- _Problem description_
Track down the lines that contain "ylabel" and copy them.

- _Given information_
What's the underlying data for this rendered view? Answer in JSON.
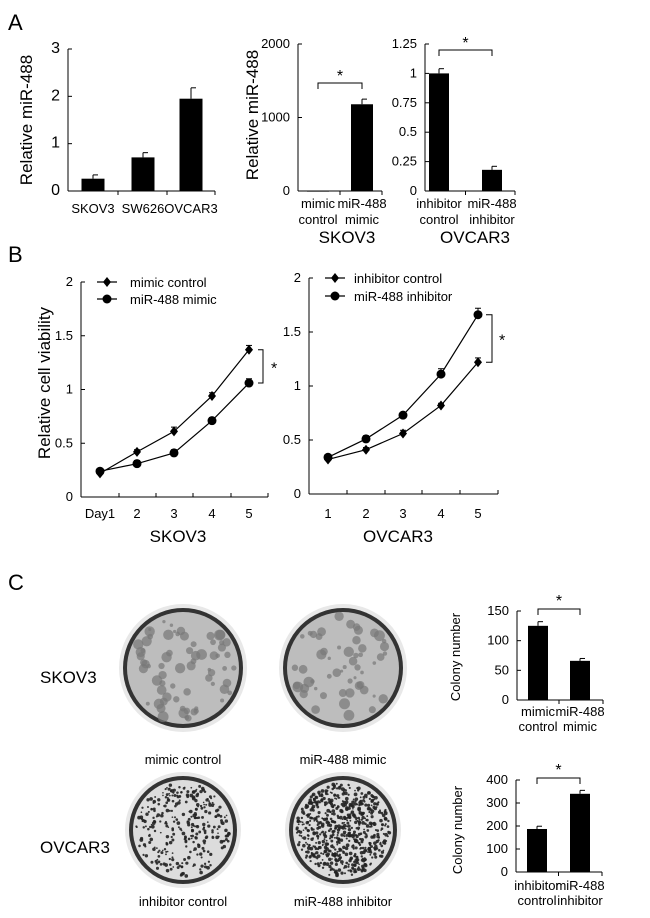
{
  "panel_labels": [
    "A",
    "B",
    "C"
  ],
  "colors": {
    "bar": "#000000",
    "line": "#000000",
    "dish_background": "#d9d9d9",
    "colony": "#222222"
  },
  "chart_data": [
    {
      "id": "A1",
      "type": "bar",
      "ylabel": "Relative miR-488",
      "ylim": [
        0,
        3
      ],
      "yticks": [
        "0",
        "1",
        "2",
        "3"
      ],
      "categories": [
        [
          "SKOV3"
        ],
        [
          "SW626"
        ],
        [
          "OVCAR3"
        ]
      ],
      "values": [
        0.26,
        0.71,
        1.95
      ],
      "errors": [
        0.08,
        0.1,
        0.23
      ]
    },
    {
      "id": "A2",
      "type": "bar",
      "ylabel": "Relative miR-488",
      "group_label": "SKOV3",
      "ylim": [
        0,
        2000
      ],
      "yticks": [
        "0",
        "1000",
        "2000"
      ],
      "categories": [
        [
          "mimic",
          "control"
        ],
        [
          "miR-488",
          "mimic"
        ]
      ],
      "values": [
        5,
        1180
      ],
      "errors": [
        0,
        70
      ],
      "significance": "*"
    },
    {
      "id": "A3",
      "type": "bar",
      "group_label": "OVCAR3",
      "ylim": [
        0,
        1.25
      ],
      "yticks": [
        "0",
        "0.25",
        "0.5",
        "0.75",
        "1",
        "1.25"
      ],
      "categories": [
        [
          "inhibitor",
          "control"
        ],
        [
          "miR-488",
          "inhibitor"
        ]
      ],
      "values": [
        1.0,
        0.18
      ],
      "errors": [
        0.04,
        0.03
      ],
      "significance": "*"
    },
    {
      "id": "B1",
      "type": "line",
      "ylabel": "Relative cell viability",
      "group_label": "SKOV3",
      "ylim": [
        0,
        2
      ],
      "yticks": [
        "0",
        "0.5",
        "1",
        "1.5",
        "2"
      ],
      "x": [
        "Day1",
        "2",
        "3",
        "4",
        "5"
      ],
      "series": [
        {
          "name": "mimic control",
          "marker": "diamond",
          "values": [
            0.22,
            0.42,
            0.61,
            0.94,
            1.37
          ],
          "errors": [
            0.02,
            0.02,
            0.04,
            0.03,
            0.04
          ]
        },
        {
          "name": "miR-488 mimic",
          "marker": "circle",
          "values": [
            0.24,
            0.31,
            0.41,
            0.71,
            1.06
          ],
          "errors": [
            0.02,
            0.03,
            0.03,
            0.03,
            0.04
          ]
        }
      ],
      "significance": "*"
    },
    {
      "id": "B2",
      "type": "line",
      "group_label": "OVCAR3",
      "ylim": [
        0,
        2
      ],
      "yticks": [
        "0",
        "0.5",
        "1",
        "1.5",
        "2"
      ],
      "x": [
        "1",
        "2",
        "3",
        "4",
        "5"
      ],
      "series": [
        {
          "name": "inhibitor control",
          "marker": "diamond",
          "values": [
            0.32,
            0.41,
            0.56,
            0.82,
            1.22
          ],
          "errors": [
            0.02,
            0.02,
            0.03,
            0.02,
            0.04
          ]
        },
        {
          "name": "miR-488 inhibitor",
          "marker": "circle",
          "values": [
            0.34,
            0.51,
            0.73,
            1.11,
            1.66
          ],
          "errors": [
            0.02,
            0.03,
            0.02,
            0.05,
            0.06
          ]
        }
      ],
      "significance": "*"
    },
    {
      "id": "C1",
      "type": "bar",
      "ylabel": "Colony number",
      "ylim": [
        0,
        150
      ],
      "yticks": [
        "0",
        "50",
        "100",
        "150"
      ],
      "categories": [
        [
          "mimic",
          "control"
        ],
        [
          "miR-488",
          "mimic"
        ]
      ],
      "values": [
        125,
        66
      ],
      "errors": [
        7,
        4
      ],
      "significance": "*"
    },
    {
      "id": "C2",
      "type": "bar",
      "ylabel": "Colony number",
      "ylim": [
        0,
        400
      ],
      "yticks": [
        "0",
        "100",
        "200",
        "300",
        "400"
      ],
      "categories": [
        [
          "inhibitor",
          "control"
        ],
        [
          "miR-488",
          "inhibitor"
        ]
      ],
      "values": [
        187,
        340
      ],
      "errors": [
        12,
        15
      ],
      "significance": "*"
    }
  ],
  "colony_panel": {
    "rows": [
      {
        "label": "SKOV3",
        "dishes": [
          "mimic control",
          "miR-488 mimic"
        ]
      },
      {
        "label": "OVCAR3",
        "dishes": [
          "inhibitor control",
          "miR-488 inhibitor"
        ]
      }
    ]
  }
}
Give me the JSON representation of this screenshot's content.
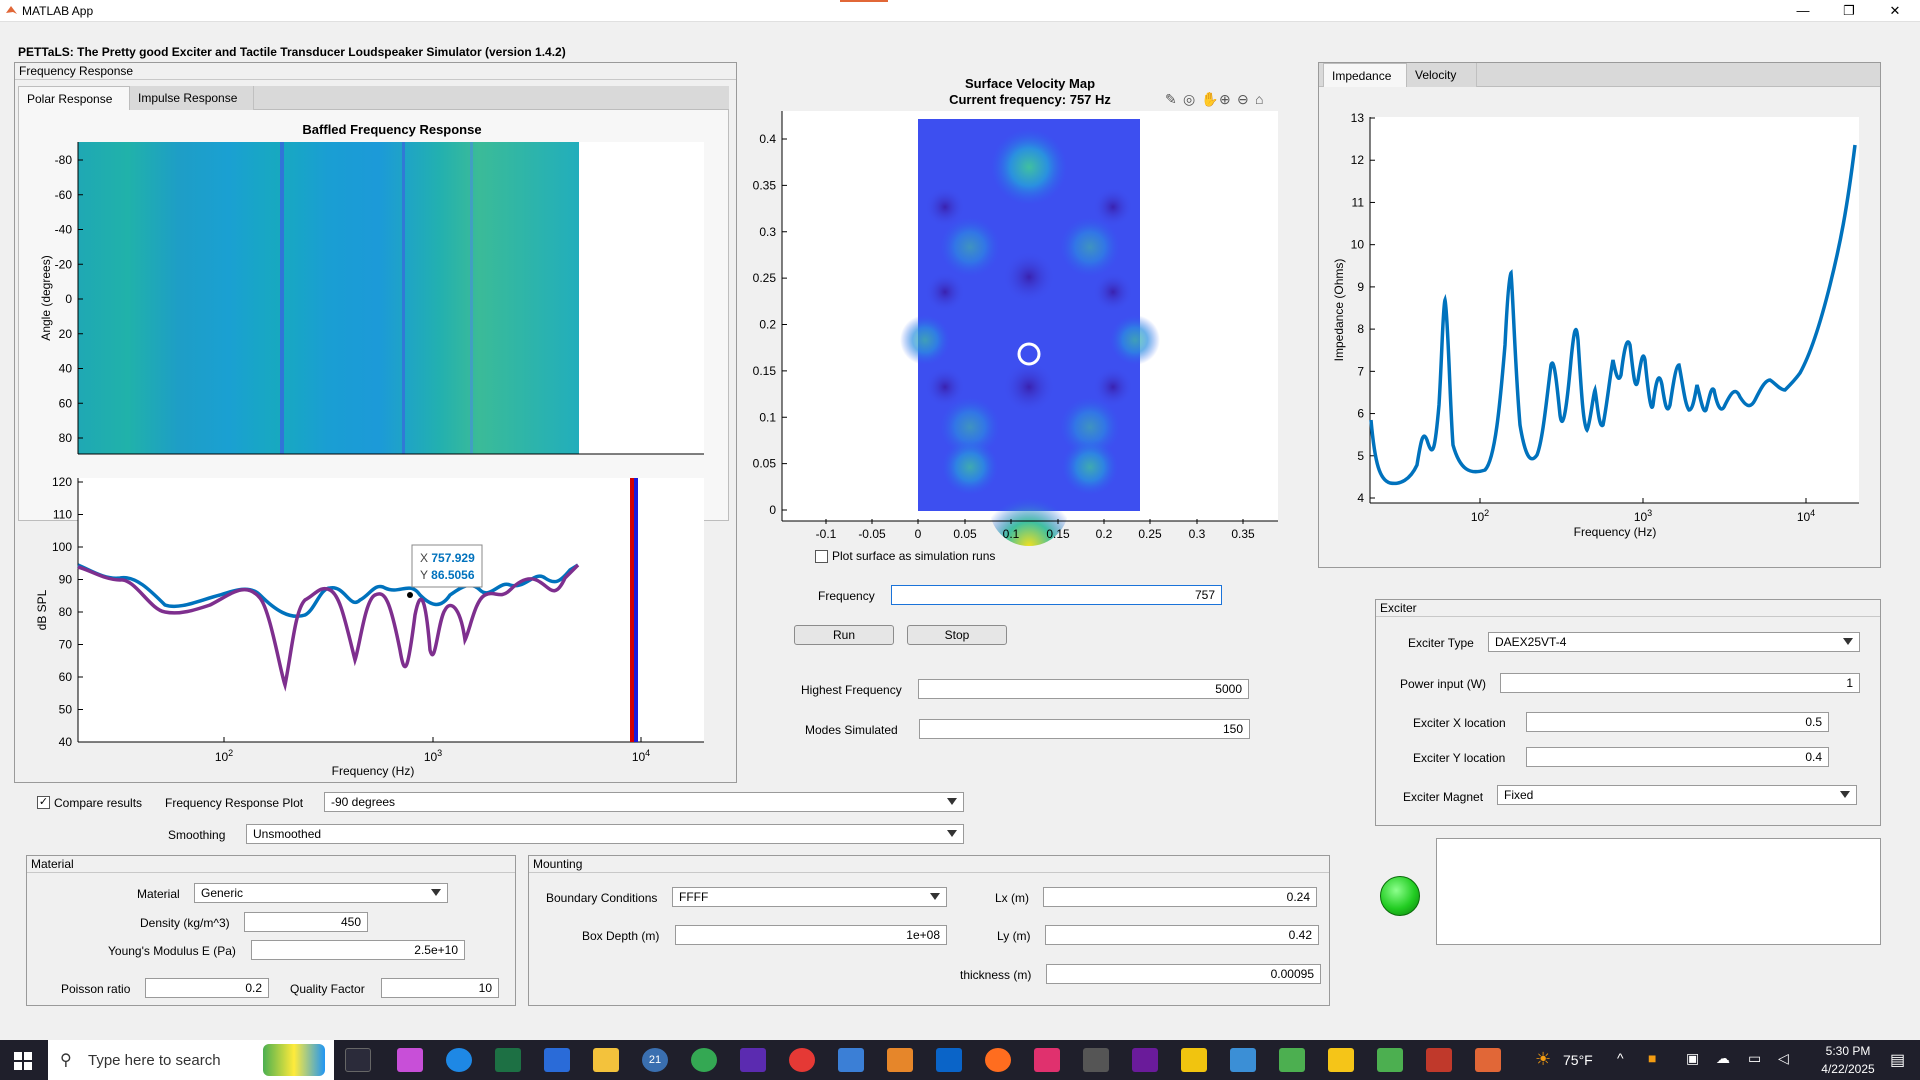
{
  "window": {
    "title": "MATLAB App",
    "minimize": "—",
    "restore": "❐",
    "close": "✕"
  },
  "app_title": "PETTaLS: The Pretty good Exciter and Tactile Transducer Loudspeaker Simulator (version 1.4.2)",
  "freq_panel": {
    "title": "Frequency Response",
    "tabs": [
      "Polar Response",
      "Impulse Response"
    ]
  },
  "polar_plot": {
    "title": "Baffled Frequency Response",
    "ylabel": "Angle (degrees)",
    "yticks": [
      "-80",
      "-60",
      "-40",
      "-20",
      "0",
      "20",
      "40",
      "60",
      "80"
    ]
  },
  "spl_plot": {
    "ylabel": "dB SPL",
    "xlabel": "Frequency (Hz)",
    "yticks": [
      "120",
      "110",
      "100",
      "90",
      "80",
      "70",
      "60",
      "50",
      "40"
    ],
    "xticks": [
      "10",
      "10",
      "10"
    ],
    "xticks_exp": [
      "2",
      "3",
      "4"
    ],
    "datatip": {
      "x_label": "X",
      "x_value": "757.929",
      "y_label": "Y",
      "y_value": "86.5056"
    }
  },
  "velocity_map": {
    "title": "Surface Velocity Map",
    "subtitle": "Current frequency: 757 Hz",
    "yticks": [
      "0.4",
      "0.35",
      "0.3",
      "0.25",
      "0.2",
      "0.15",
      "0.1",
      "0.05",
      "0"
    ],
    "xticks": [
      "-0.1",
      "-0.05",
      "0",
      "0.05",
      "0.1",
      "0.15",
      "0.2",
      "0.25",
      "0.3",
      "0.35"
    ]
  },
  "plot_surface_label": "Plot surface as simulation runs",
  "frequency": {
    "label": "Frequency",
    "value": "757"
  },
  "run_label": "Run",
  "stop_label": "Stop",
  "highest_freq": {
    "label": "Highest Frequency",
    "value": "5000"
  },
  "modes": {
    "label": "Modes Simulated",
    "value": "150"
  },
  "right_tabs": [
    "Impedance",
    "Velocity"
  ],
  "impedance_plot": {
    "ylabel": "Impedance (Ohms)",
    "xlabel": "Frequency (Hz)",
    "yticks": [
      "13",
      "12",
      "11",
      "10",
      "9",
      "8",
      "7",
      "6",
      "5",
      "4"
    ],
    "xticks": [
      "10",
      "10",
      "10"
    ],
    "xticks_exp": [
      "2",
      "3",
      "4"
    ]
  },
  "exciter": {
    "title": "Exciter",
    "type_label": "Exciter Type",
    "type_value": "DAEX25VT-4",
    "power_label": "Power input (W)",
    "power_value": "1",
    "x_label": "Exciter X location",
    "x_value": "0.5",
    "y_label": "Exciter Y location",
    "y_value": "0.4",
    "magnet_label": "Exciter Magnet",
    "magnet_value": "Fixed"
  },
  "compare_label": "Compare results",
  "freq_plot_label": "Frequency Response Plot",
  "freq_plot_value": "-90 degrees",
  "smoothing_label": "Smoothing",
  "smoothing_value": "Unsmoothed",
  "material": {
    "title": "Material",
    "material_label": "Material",
    "material_value": "Generic",
    "density_label": "Density (kg/m^3)",
    "density_value": "450",
    "youngs_label": "Young's Modulus E (Pa)",
    "youngs_value": "2.5e+10",
    "poisson_label": "Poisson ratio",
    "poisson_value": "0.2",
    "q_label": "Quality Factor",
    "q_value": "10"
  },
  "mounting": {
    "title": "Mounting",
    "bc_label": "Boundary Conditions",
    "bc_value": "FFFF",
    "box_label": "Box Depth (m)",
    "box_value": "1e+08",
    "lx_label": "Lx (m)",
    "lx_value": "0.24",
    "ly_label": "Ly (m)",
    "ly_value": "0.42",
    "thick_label": "thickness (m)",
    "thick_value": "0.00095"
  },
  "status_color": "#22cc22",
  "taskbar": {
    "search_placeholder": "Type here to search",
    "weather": "75°F",
    "time": "5:30 PM",
    "date": "4/22/2025",
    "notif": "21"
  },
  "colors": {
    "accent": "#0072bd",
    "purple": "#7e2f8e",
    "field_border": "#9a9a9a"
  }
}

- _Result of the exercise_
      "ylabel": "Relative miR-488",
      "ylabel": "Relative miR-488",
      "ylabel": "Relative cell viability",
      "ylabel": "Colony number",
      "ylabel": "Colony number",
    "ylabel": "Angle (degrees)",
    "ylabel": "dB SPL",
    "ylabel": "Impedance (Ohms)",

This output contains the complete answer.